--- EXERCISE TASK ---
From the listing below, return each line that includes "équipements".

--- EXERCISE MATERIAL ---

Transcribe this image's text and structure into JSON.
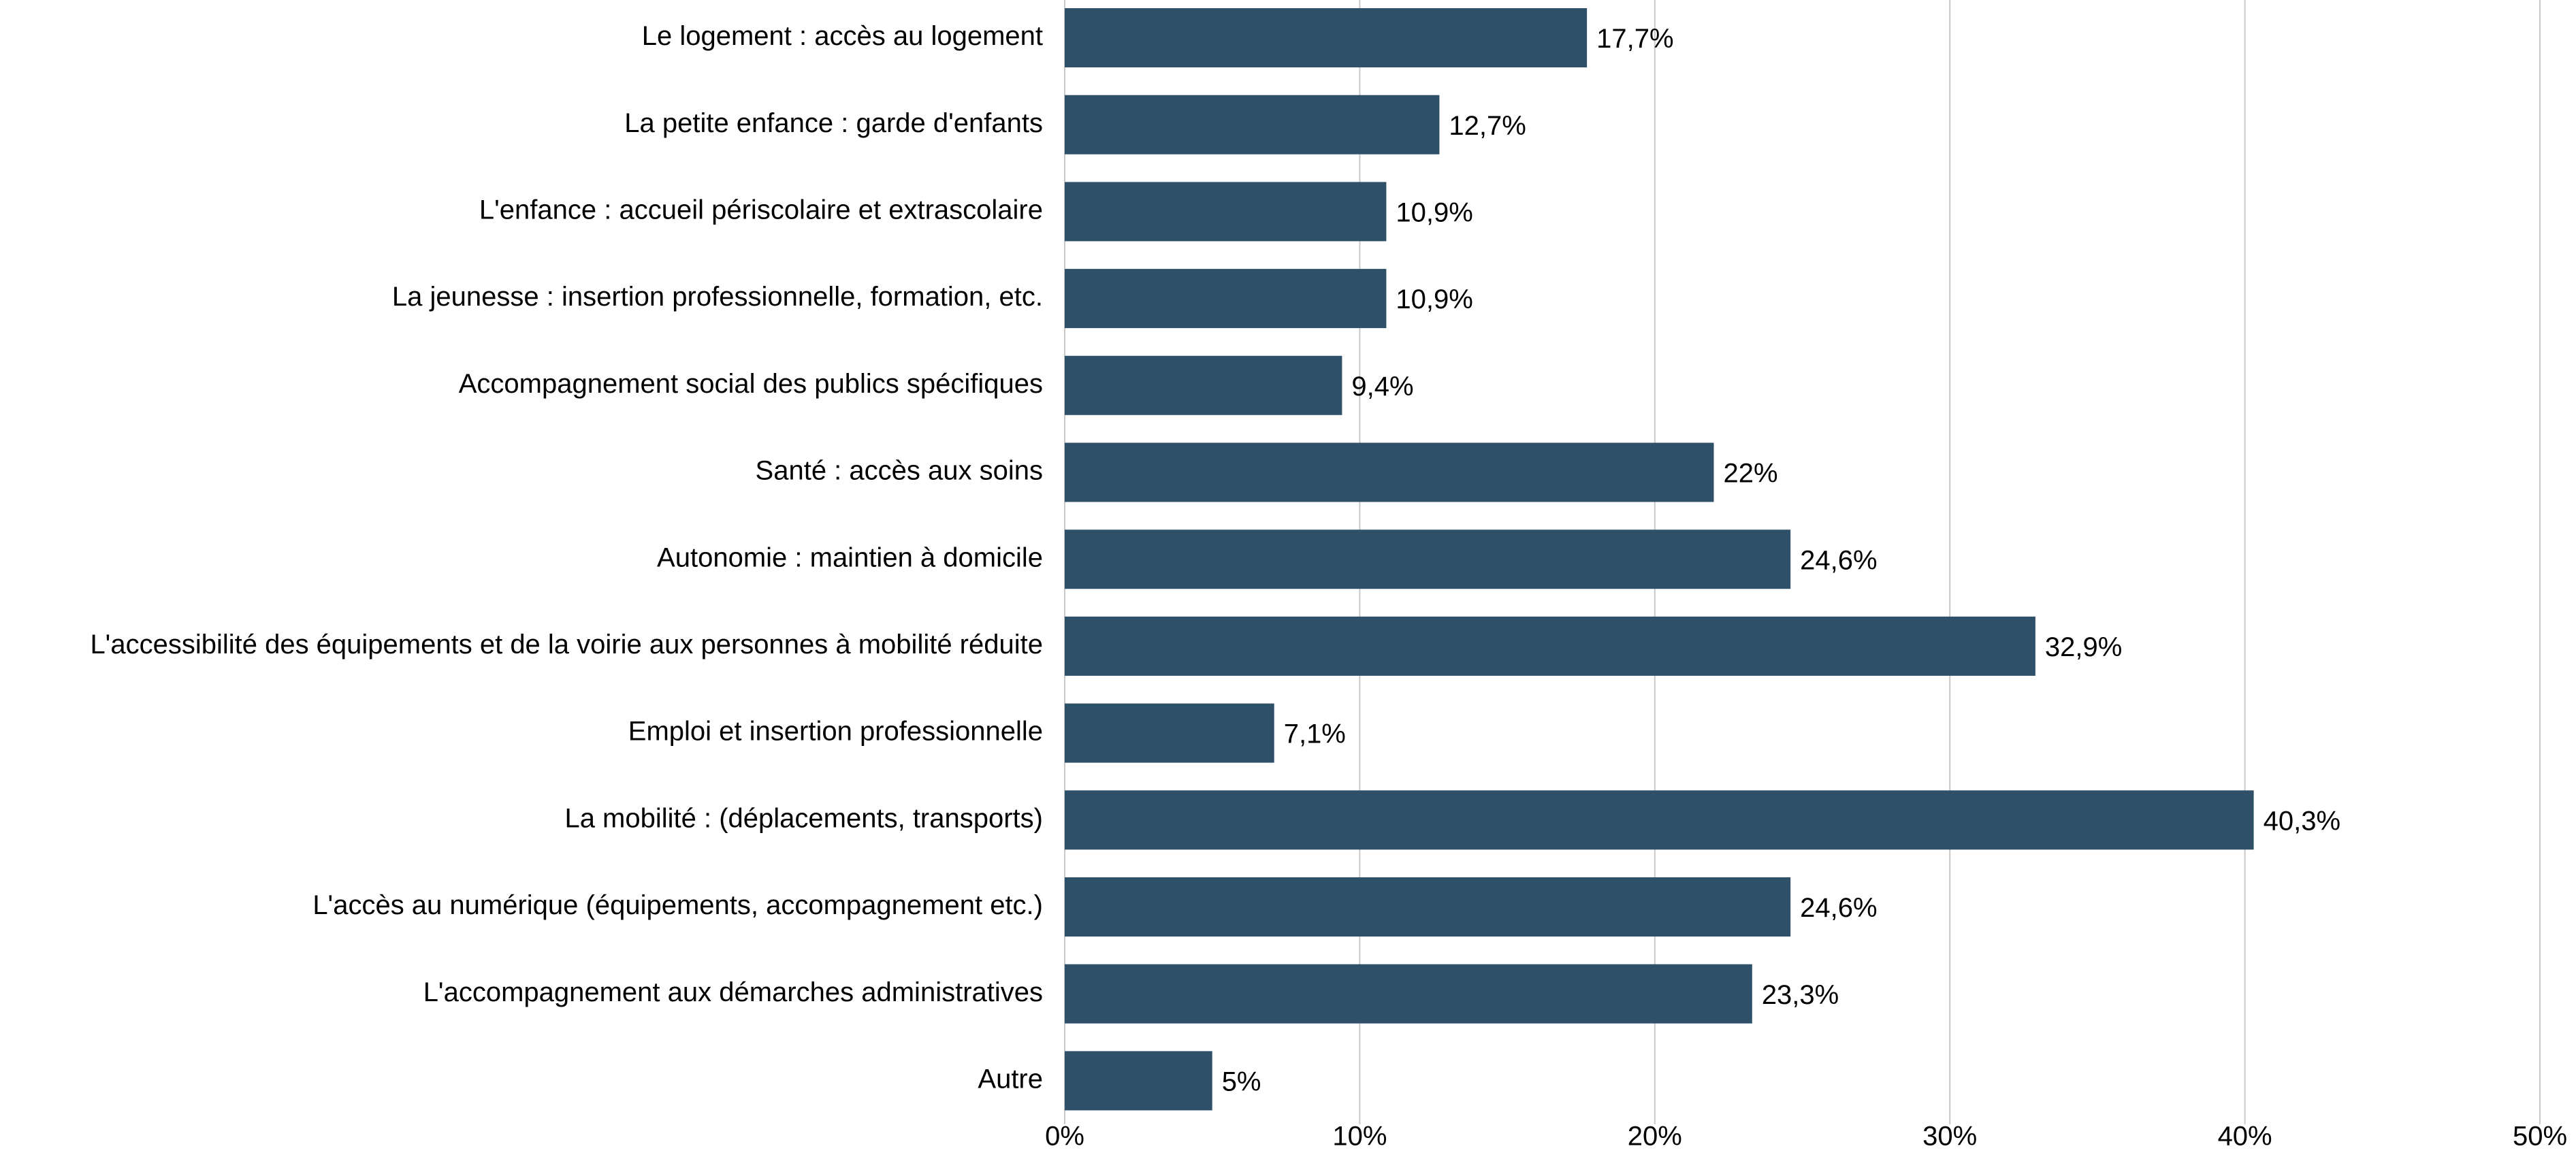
{
  "chart_data": {
    "type": "bar",
    "orientation": "horizontal",
    "categories": [
      "Le logement : accès au logement",
      "La petite enfance : garde d'enfants",
      "L'enfance : accueil périscolaire et extrascolaire",
      "La jeunesse : insertion professionnelle, formation, etc.",
      "Accompagnement social des publics spécifiques",
      "Santé : accès aux soins",
      "Autonomie : maintien à domicile",
      "L'accessibilité des équipements et de la voirie aux personnes à mobilité réduite",
      "Emploi et insertion professionnelle",
      "La mobilité : (déplacements, transports)",
      "L'accès au numérique (équipements, accompagnement etc.)",
      "L'accompagnement aux démarches administratives",
      "Autre"
    ],
    "values": [
      17.7,
      12.7,
      10.9,
      10.9,
      9.4,
      22,
      24.6,
      32.9,
      7.1,
      40.3,
      24.6,
      23.3,
      5
    ],
    "value_labels": [
      "17,7%",
      "12,7%",
      "10,9%",
      "10,9%",
      "9,4%",
      "22%",
      "24,6%",
      "32,9%",
      "7,1%",
      "40,3%",
      "24,6%",
      "23,3%",
      "5%"
    ],
    "color": "#2f5069",
    "xlim": [
      0,
      50
    ],
    "xticks": [
      {
        "value": 0,
        "label": "0%"
      },
      {
        "value": 10,
        "label": "10%"
      },
      {
        "value": 20,
        "label": "20%"
      },
      {
        "value": 30,
        "label": "30%"
      },
      {
        "value": 40,
        "label": "40%"
      },
      {
        "value": 50,
        "label": "50%"
      }
    ],
    "grid": true
  }
}
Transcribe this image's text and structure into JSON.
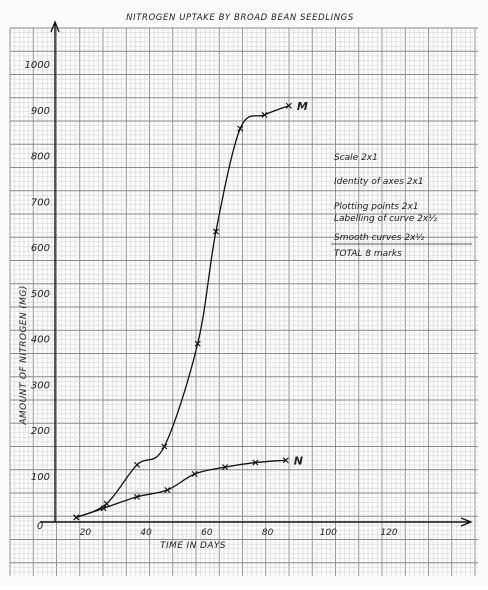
{
  "chart_data": {
    "type": "line",
    "title": "NITROGEN UPTAKE BY BROAD BEAN SEEDLINGS",
    "xlabel": "TIME IN DAYS",
    "ylabel": "AMOUNT OF NITROGEN (MG)",
    "xlim": [
      10,
      146
    ],
    "ylim": [
      0,
      1080
    ],
    "x_tick_labels": [
      "20",
      "40",
      "60",
      "80",
      "100",
      "120"
    ],
    "y_tick_labels": [
      "0",
      "100",
      "200",
      "300",
      "400",
      "500",
      "600",
      "700",
      "800",
      "900",
      "1000"
    ],
    "origin_label": "0",
    "grid": true,
    "series": [
      {
        "name": "M",
        "x": [
          17,
          27,
          37,
          46,
          57,
          63,
          71,
          79,
          87
        ],
        "y": [
          10,
          40,
          125,
          165,
          390,
          635,
          860,
          890,
          910
        ]
      },
      {
        "name": "N",
        "x": [
          17,
          26,
          37,
          47,
          56,
          66,
          76,
          86
        ],
        "y": [
          10,
          30,
          55,
          70,
          105,
          120,
          130,
          135
        ]
      }
    ],
    "marking_scheme": [
      "Scale 2x1",
      "Identity of axes 2x1",
      "Plotting points 2x1",
      "Labelling of curve 2x½",
      "Smooth curves 2x½",
      "TOTAL    8 marks"
    ]
  }
}
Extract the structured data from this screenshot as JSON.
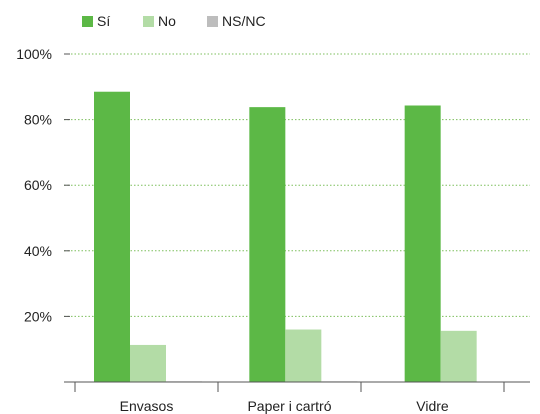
{
  "chart_data": {
    "type": "bar",
    "title": "",
    "xlabel": "",
    "ylabel": "",
    "categories": [
      "Envasos",
      "Paper i cartró",
      "Vidre"
    ],
    "series": [
      {
        "name": "Sí",
        "color": "#5cb846",
        "values": [
          88.5,
          83.8,
          84.3
        ]
      },
      {
        "name": "No",
        "color": "#b3dca6",
        "values": [
          11.3,
          16.0,
          15.6
        ]
      },
      {
        "name": "NS/NC",
        "color": "#bdbdbd",
        "values": [
          0.2,
          0.2,
          0.1
        ]
      }
    ],
    "ylim": [
      0,
      100
    ],
    "yticks": [
      20,
      40,
      60,
      80,
      100
    ],
    "ytick_labels": [
      "20%",
      "40%",
      "60%",
      "80%",
      "100%"
    ],
    "grid": true,
    "grid_color": "#7dbf5d",
    "legend_position": "top-left"
  }
}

--- OUTPUT BELOW ---
      "L'accessibilité des équipements et de la voirie aux personnes à mobilité réduite",
      "L'accès au numérique (équipements, accompagnement etc.)",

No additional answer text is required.